MATERIAL SUPPLIED:
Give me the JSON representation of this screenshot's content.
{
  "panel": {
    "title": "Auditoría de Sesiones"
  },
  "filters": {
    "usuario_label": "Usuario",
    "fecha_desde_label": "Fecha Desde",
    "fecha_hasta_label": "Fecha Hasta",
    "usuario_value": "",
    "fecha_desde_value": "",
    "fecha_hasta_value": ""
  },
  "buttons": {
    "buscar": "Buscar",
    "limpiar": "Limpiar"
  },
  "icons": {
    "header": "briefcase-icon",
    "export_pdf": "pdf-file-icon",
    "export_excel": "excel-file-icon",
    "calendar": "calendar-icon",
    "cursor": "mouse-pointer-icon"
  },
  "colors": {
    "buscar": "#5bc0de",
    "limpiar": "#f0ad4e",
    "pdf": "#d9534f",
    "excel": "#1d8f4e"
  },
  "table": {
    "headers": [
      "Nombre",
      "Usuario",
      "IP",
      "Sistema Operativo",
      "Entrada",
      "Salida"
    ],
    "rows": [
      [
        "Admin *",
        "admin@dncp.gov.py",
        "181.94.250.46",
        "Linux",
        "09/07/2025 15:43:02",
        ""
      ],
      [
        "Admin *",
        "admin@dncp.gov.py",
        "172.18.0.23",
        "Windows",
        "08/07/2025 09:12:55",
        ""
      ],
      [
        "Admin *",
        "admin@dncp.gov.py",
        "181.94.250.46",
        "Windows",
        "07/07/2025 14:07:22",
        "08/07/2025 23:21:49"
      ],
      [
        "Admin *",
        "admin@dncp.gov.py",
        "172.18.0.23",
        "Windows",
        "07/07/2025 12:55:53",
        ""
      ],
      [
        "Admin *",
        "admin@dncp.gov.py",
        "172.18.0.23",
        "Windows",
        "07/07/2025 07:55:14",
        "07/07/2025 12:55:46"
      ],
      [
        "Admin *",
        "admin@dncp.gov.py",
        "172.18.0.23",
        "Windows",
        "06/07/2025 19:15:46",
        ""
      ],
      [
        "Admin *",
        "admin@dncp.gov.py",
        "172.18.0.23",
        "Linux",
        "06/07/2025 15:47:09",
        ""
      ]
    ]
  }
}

EXERCISE DETAILS: Quote the listing in full, please, keeping every line exact.

SOLUTION TO THE PROBLEM:
Give me the JSON representation of this screenshot's content.
{
  "panel": {
    "title": "Auditoría de Sesiones"
  },
  "filters": {
    "usuario_label": "Usuario",
    "fecha_desde_label": "Fecha Desde",
    "fecha_hasta_label": "Fecha Hasta",
    "usuario_value": "",
    "fecha_desde_value": "",
    "fecha_hasta_value": ""
  },
  "buttons": {
    "buscar": "Buscar",
    "limpiar": "Limpiar"
  },
  "icons": {
    "header": "briefcase-icon",
    "export_pdf": "pdf-file-icon",
    "export_excel": "excel-file-icon",
    "calendar": "calendar-icon",
    "cursor": "mouse-pointer-icon"
  },
  "colors": {
    "buscar": "#5bc0de",
    "limpiar": "#f0ad4e",
    "pdf": "#d9534f",
    "excel": "#1d8f4e"
  },
  "table": {
    "headers": [
      "Nombre",
      "Usuario",
      "IP",
      "Sistema Operativo",
      "Entrada",
      "Salida"
    ],
    "rows": [
      [
        "Admin *",
        "admin@dncp.gov.py",
        "181.94.250.46",
        "Linux",
        "09/07/2025 15:43:02",
        ""
      ],
      [
        "Admin *",
        "admin@dncp.gov.py",
        "172.18.0.23",
        "Windows",
        "08/07/2025 09:12:55",
        ""
      ],
      [
        "Admin *",
        "admin@dncp.gov.py",
        "181.94.250.46",
        "Windows",
        "07/07/2025 14:07:22",
        "08/07/2025 23:21:49"
      ],
      [
        "Admin *",
        "admin@dncp.gov.py",
        "172.18.0.23",
        "Windows",
        "07/07/2025 12:55:53",
        ""
      ],
      [
        "Admin *",
        "admin@dncp.gov.py",
        "172.18.0.23",
        "Windows",
        "07/07/2025 07:55:14",
        "07/07/2025 12:55:46"
      ],
      [
        "Admin *",
        "admin@dncp.gov.py",
        "172.18.0.23",
        "Windows",
        "06/07/2025 19:15:46",
        ""
      ],
      [
        "Admin *",
        "admin@dncp.gov.py",
        "172.18.0.23",
        "Linux",
        "06/07/2025 15:47:09",
        ""
      ]
    ]
  }
}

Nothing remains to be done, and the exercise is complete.